### [Objective]
Print the listing in its entirety and exactly, leaving out images.

### [Provided data]
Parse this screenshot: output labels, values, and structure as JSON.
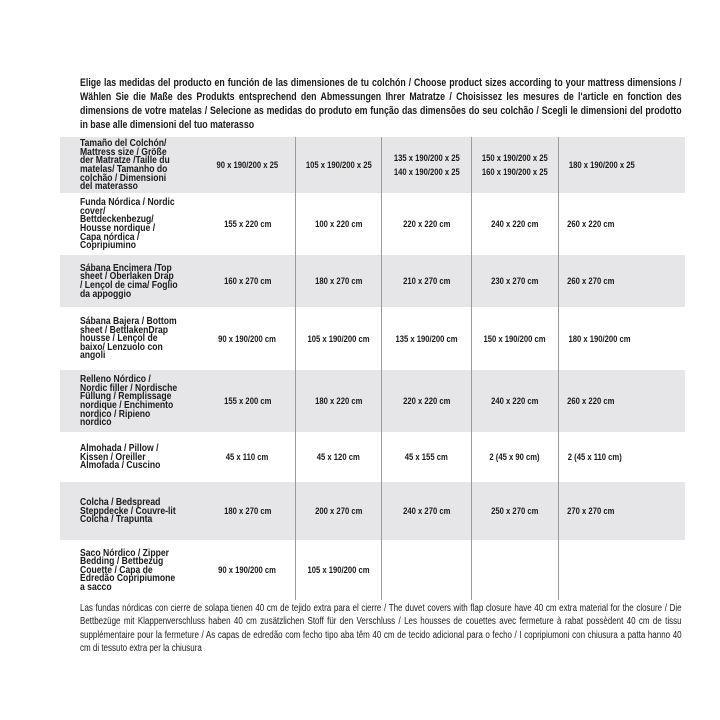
{
  "intro": "Elige las medidas del producto en función de las dimensiones de tu colchón / Choose product sizes according to your mattress dimensions / Wählen Sie die Maße des Produkts entsprechend den Abmessungen Ihrer Matratze / Choisissez les mesures de l'article en fonction des dimensions de votre matelas / Selecione as medidas do produto em função das dimensões do seu colchão / Scegli le dimensioni del prodotto in base alle dimensioni del tuo materasso",
  "header": {
    "label": "Tamaño del Colchón/ Mattress size / Größe der Matratze /Taille du matelas/ Tamanho do colchão / Dimensioni del materasso",
    "cols": [
      [
        "90 x 190/200 x 25"
      ],
      [
        "105 x 190/200 x 25"
      ],
      [
        "135 x 190/200 x 25",
        "140 x 190/200 x 25"
      ],
      [
        "150 x 190/200 x 25",
        "160 x 190/200 x 25"
      ],
      [
        "180 x 190/200 x 25"
      ]
    ]
  },
  "rows": [
    {
      "label": "Funda Nórdica /  Nordic cover/ Bettdeckenbezug/ Housse nordique  / Capa nórdica / Copripiumino",
      "values": [
        "155 x 220 cm",
        "100 x 220 cm",
        "220 x 220 cm",
        "240 x 220 cm",
        "260 x 220 cm"
      ]
    },
    {
      "label": "Sábana Encimera /Top sheet / Oberlaken Drap / Lençol de cima/ Foglio da appoggio",
      "values": [
        "160 x 270 cm",
        "180 x 270 cm",
        "210 x 270 cm",
        "230 x 270 cm",
        "260 x 270 cm"
      ]
    },
    {
      "label": "Sábana Bajera / Bottom sheet / BettlakenDrap housse / Lençol de baixo/ Lenzuolo con angoli",
      "values": [
        "90 x 190/200 cm",
        "105 x 190/200 cm",
        "135 x 190/200 cm",
        "150 x 190/200 cm",
        "180 x 190/200 cm"
      ]
    },
    {
      "label": "Relleno Nórdico / Nordic filler / Nordische Füllung / Remplissage nordique / Enchimento nordico / Ripieno nordico",
      "values": [
        "155 x 200 cm",
        "180 x 220 cm",
        "220 x 220 cm",
        "240 x 220 cm",
        "260 x 220 cm"
      ]
    },
    {
      "label": "Almohada  / Pillow / Kissen / Oreiller Almofada / Cuscino",
      "values": [
        "45 x 110 cm",
        "45 x 120 cm",
        "45 x 155 cm",
        "2 (45 x 90 cm)",
        "2 (45 x 110 cm)"
      ]
    },
    {
      "label": "Colcha / Bedspread Steppdecke / Couvre-lit Colcha / Trapunta",
      "values": [
        "180 x 270 cm",
        "200 x 270 cm",
        "240 x 270 cm",
        "250 x 270 cm",
        "270 x 270 cm"
      ]
    },
    {
      "label": "Saco Nórdico / Zipper Bedding / Bettbezug Couette  / Capa de Edredão Copripiumone a sacco",
      "values": [
        "90 x 190/200 cm",
        "105 x 190/200 cm",
        "",
        "",
        ""
      ]
    }
  ],
  "note": "Las fundas nórdicas con cierre de solapa tienen 40 cm de tejido extra para el cierre  / The duvet covers with flap closure have 40 cm extra material for the closure / Die Bettbezüge mit Klappenverschluss haben 40 cm zusätzlichen Stoff für den Verschluss / Les housses de couettes avec fermeture à rabat possèdent 40 cm de tissu supplémentaire pour la fermeture  / As capas de edredão com fecho tipo aba têm 40 cm de tecido adicional para o fecho / I copripiumoni con chiusura a patta hanno 40 cm di tessuto extra per la chiusura",
  "colors": {
    "row_shade": "#e6e6e8",
    "divider": "#9a9aa0",
    "text": "#1a1a1a"
  }
}
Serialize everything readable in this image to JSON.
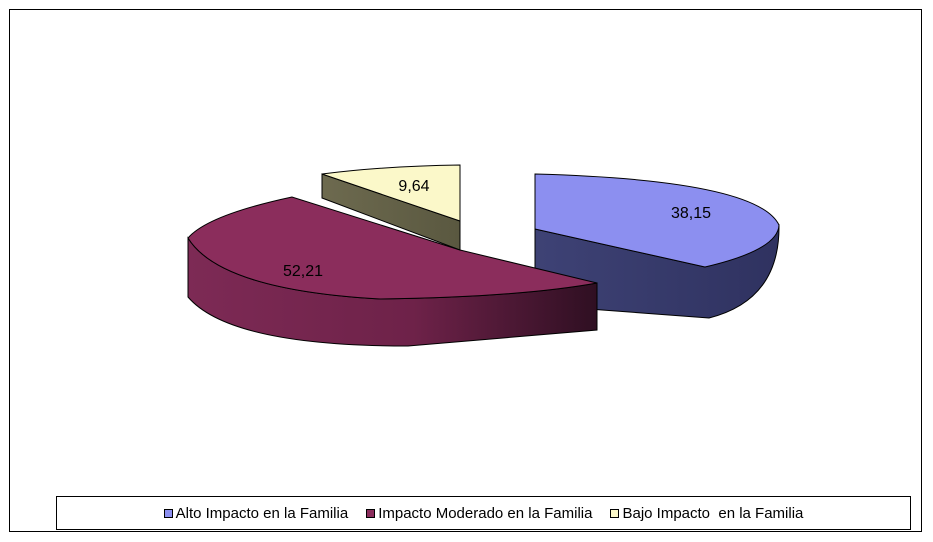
{
  "chart_data": {
    "type": "pie",
    "categories": [
      "Alto Impacto en la Familia",
      "Impacto Moderado en la Familia",
      "Bajo Impacto  en la Familia"
    ],
    "values": [
      38.15,
      52.21,
      9.64
    ],
    "data_labels": [
      "38,15",
      "52,21",
      "9,64"
    ],
    "colors": [
      "#8c8ff0",
      "#8b2d5c",
      "#fbf8c9"
    ],
    "legend_position": "bottom",
    "exploded": true,
    "three_d": true
  }
}
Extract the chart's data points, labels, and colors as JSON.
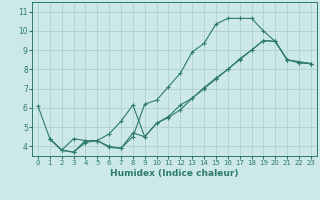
{
  "xlabel": "Humidex (Indice chaleur)",
  "bg_color": "#cce8e8",
  "grid_color": "#aacccc",
  "line_color": "#2d7a6e",
  "xlim": [
    -0.5,
    23.5
  ],
  "ylim": [
    3.5,
    11.5
  ],
  "xticks": [
    0,
    1,
    2,
    3,
    4,
    5,
    6,
    7,
    8,
    9,
    10,
    11,
    12,
    13,
    14,
    15,
    16,
    17,
    18,
    19,
    20,
    21,
    22,
    23
  ],
  "yticks": [
    4,
    5,
    6,
    7,
    8,
    9,
    10,
    11
  ],
  "line1_x": [
    0,
    1,
    2,
    3,
    4,
    5,
    6,
    7,
    8,
    9,
    10,
    11,
    12,
    13,
    14,
    15,
    16,
    17,
    18,
    19,
    20,
    21,
    22,
    23
  ],
  "line1_y": [
    6.1,
    4.4,
    3.8,
    3.7,
    4.3,
    4.3,
    4.0,
    3.9,
    4.5,
    6.2,
    6.4,
    7.1,
    7.8,
    8.9,
    9.35,
    10.35,
    10.65,
    10.65,
    10.65,
    10.0,
    9.45,
    8.5,
    8.4,
    8.3
  ],
  "line2_x": [
    1,
    2,
    3,
    4,
    5,
    6,
    7,
    8,
    9,
    10,
    11,
    12,
    13,
    14,
    15,
    16,
    17,
    18,
    19,
    20,
    21,
    22,
    23
  ],
  "line2_y": [
    4.4,
    3.8,
    4.4,
    4.3,
    4.3,
    4.65,
    5.3,
    6.15,
    4.5,
    5.2,
    5.55,
    6.15,
    6.5,
    7.05,
    7.55,
    8.0,
    8.55,
    9.0,
    9.5,
    9.45,
    8.5,
    8.35,
    8.3
  ],
  "line3_x": [
    1,
    2,
    3,
    4,
    5,
    6,
    7,
    8,
    9,
    10,
    11,
    12,
    13,
    14,
    15,
    16,
    17,
    18,
    19,
    20,
    21,
    22,
    23
  ],
  "line3_y": [
    4.4,
    3.8,
    3.7,
    4.2,
    4.3,
    3.95,
    3.9,
    4.7,
    4.5,
    5.2,
    5.5,
    5.9,
    6.5,
    7.0,
    7.5,
    8.0,
    8.5,
    9.0,
    9.5,
    9.45,
    8.5,
    8.35,
    8.3
  ]
}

### [Solution to the problem]
Parse this screenshot: output labels, values, and structure as JSON.
{
  "intro": "Elige las medidas del producto en función de las dimensiones de tu colchón / Choose product sizes according to your mattress dimensions / Wählen Sie die Maße des Produkts entsprechend den Abmessungen Ihrer Matratze / Choisissez les mesures de l'article en fonction des dimensions de votre matelas / Selecione as medidas do produto em função das dimensões do seu colchão / Scegli le dimensioni del prodotto in base alle dimensioni del tuo materasso",
  "header": {
    "label": "Tamaño del Colchón/ Mattress size / Größe der Matratze /Taille du matelas/ Tamanho do colchão / Dimensioni del materasso",
    "cols": [
      [
        "90 x 190/200 x 25"
      ],
      [
        "105 x 190/200 x 25"
      ],
      [
        "135 x 190/200 x 25",
        "140 x 190/200 x 25"
      ],
      [
        "150 x 190/200 x 25",
        "160 x 190/200 x 25"
      ],
      [
        "180 x 190/200 x 25"
      ]
    ]
  },
  "rows": [
    {
      "label": "Funda Nórdica /  Nordic cover/ Bettdeckenbezug/ Housse nordique  / Capa nórdica / Copripiumino",
      "values": [
        "155 x 220 cm",
        "100 x 220 cm",
        "220 x 220 cm",
        "240 x 220 cm",
        "260 x 220 cm"
      ]
    },
    {
      "label": "Sábana Encimera /Top sheet / Oberlaken Drap / Lençol de cima/ Foglio da appoggio",
      "values": [
        "160 x 270 cm",
        "180 x 270 cm",
        "210 x 270 cm",
        "230 x 270 cm",
        "260 x 270 cm"
      ]
    },
    {
      "label": "Sábana Bajera / Bottom sheet / BettlakenDrap housse / Lençol de baixo/ Lenzuolo con angoli",
      "values": [
        "90 x 190/200 cm",
        "105 x 190/200 cm",
        "135 x 190/200 cm",
        "150 x 190/200 cm",
        "180 x 190/200 cm"
      ]
    },
    {
      "label": "Relleno Nórdico / Nordic filler / Nordische Füllung / Remplissage nordique / Enchimento nordico / Ripieno nordico",
      "values": [
        "155 x 200 cm",
        "180 x 220 cm",
        "220 x 220 cm",
        "240 x 220 cm",
        "260 x 220 cm"
      ]
    },
    {
      "label": "Almohada  / Pillow / Kissen / Oreiller Almofada / Cuscino",
      "values": [
        "45 x 110 cm",
        "45 x 120 cm",
        "45 x 155 cm",
        "2 (45 x 90 cm)",
        "2 (45 x 110 cm)"
      ]
    },
    {
      "label": "Colcha / Bedspread Steppdecke / Couvre-lit Colcha / Trapunta",
      "values": [
        "180 x 270 cm",
        "200 x 270 cm",
        "240 x 270 cm",
        "250 x 270 cm",
        "270 x 270 cm"
      ]
    },
    {
      "label": "Saco Nórdico / Zipper Bedding / Bettbezug Couette  / Capa de Edredão Copripiumone a sacco",
      "values": [
        "90 x 190/200 cm",
        "105 x 190/200 cm",
        "",
        "",
        ""
      ]
    }
  ],
  "note": "Las fundas nórdicas con cierre de solapa tienen 40 cm de tejido extra para el cierre  / The duvet covers with flap closure have 40 cm extra material for the closure / Die Bettbezüge mit Klappenverschluss haben 40 cm zusätzlichen Stoff für den Verschluss / Les housses de couettes avec fermeture à rabat possèdent 40 cm de tissu supplémentaire pour la fermeture  / As capas de edredão com fecho tipo aba têm 40 cm de tecido adicional para o fecho / I copripiumoni con chiusura a patta hanno 40 cm di tessuto extra per la chiusura",
  "colors": {
    "row_shade": "#e6e6e8",
    "divider": "#9a9aa0",
    "text": "#1a1a1a"
  }
}
Serialize everything readable in this image to JSON.
{
  "chart_data": {
    "type": "pie",
    "categories": [
      "Alto Impacto en la Familia",
      "Impacto Moderado en la Familia",
      "Bajo Impacto  en la Familia"
    ],
    "values": [
      38.15,
      52.21,
      9.64
    ],
    "data_labels": [
      "38,15",
      "52,21",
      "9,64"
    ],
    "colors": [
      "#8c8ff0",
      "#8b2d5c",
      "#fbf8c9"
    ],
    "legend_position": "bottom",
    "exploded": true,
    "three_d": true
  }
}
Extract the chart's data points, labels, and colors as JSON.
{
  "xlabel": "Humidex (Indice chaleur)",
  "bg_color": "#cce8e8",
  "grid_color": "#aacccc",
  "line_color": "#2d7a6e",
  "xlim": [
    -0.5,
    23.5
  ],
  "ylim": [
    3.5,
    11.5
  ],
  "xticks": [
    0,
    1,
    2,
    3,
    4,
    5,
    6,
    7,
    8,
    9,
    10,
    11,
    12,
    13,
    14,
    15,
    16,
    17,
    18,
    19,
    20,
    21,
    22,
    23
  ],
  "yticks": [
    4,
    5,
    6,
    7,
    8,
    9,
    10,
    11
  ],
  "line1_x": [
    0,
    1,
    2,
    3,
    4,
    5,
    6,
    7,
    8,
    9,
    10,
    11,
    12,
    13,
    14,
    15,
    16,
    17,
    18,
    19,
    20,
    21,
    22,
    23
  ],
  "line1_y": [
    6.1,
    4.4,
    3.8,
    3.7,
    4.3,
    4.3,
    4.0,
    3.9,
    4.5,
    6.2,
    6.4,
    7.1,
    7.8,
    8.9,
    9.35,
    10.35,
    10.65,
    10.65,
    10.65,
    10.0,
    9.45,
    8.5,
    8.4,
    8.3
  ],
  "line2_x": [
    1,
    2,
    3,
    4,
    5,
    6,
    7,
    8,
    9,
    10,
    11,
    12,
    13,
    14,
    15,
    16,
    17,
    18,
    19,
    20,
    21,
    22,
    23
  ],
  "line2_y": [
    4.4,
    3.8,
    4.4,
    4.3,
    4.3,
    4.65,
    5.3,
    6.15,
    4.5,
    5.2,
    5.55,
    6.15,
    6.5,
    7.05,
    7.55,
    8.0,
    8.55,
    9.0,
    9.5,
    9.45,
    8.5,
    8.35,
    8.3
  ],
  "line3_x": [
    1,
    2,
    3,
    4,
    5,
    6,
    7,
    8,
    9,
    10,
    11,
    12,
    13,
    14,
    15,
    16,
    17,
    18,
    19,
    20,
    21,
    22,
    23
  ],
  "line3_y": [
    4.4,
    3.8,
    3.7,
    4.2,
    4.3,
    3.95,
    3.9,
    4.7,
    4.5,
    5.2,
    5.5,
    5.9,
    6.5,
    7.0,
    7.5,
    8.0,
    8.5,
    9.0,
    9.5,
    9.45,
    8.5,
    8.35,
    8.3
  ]
}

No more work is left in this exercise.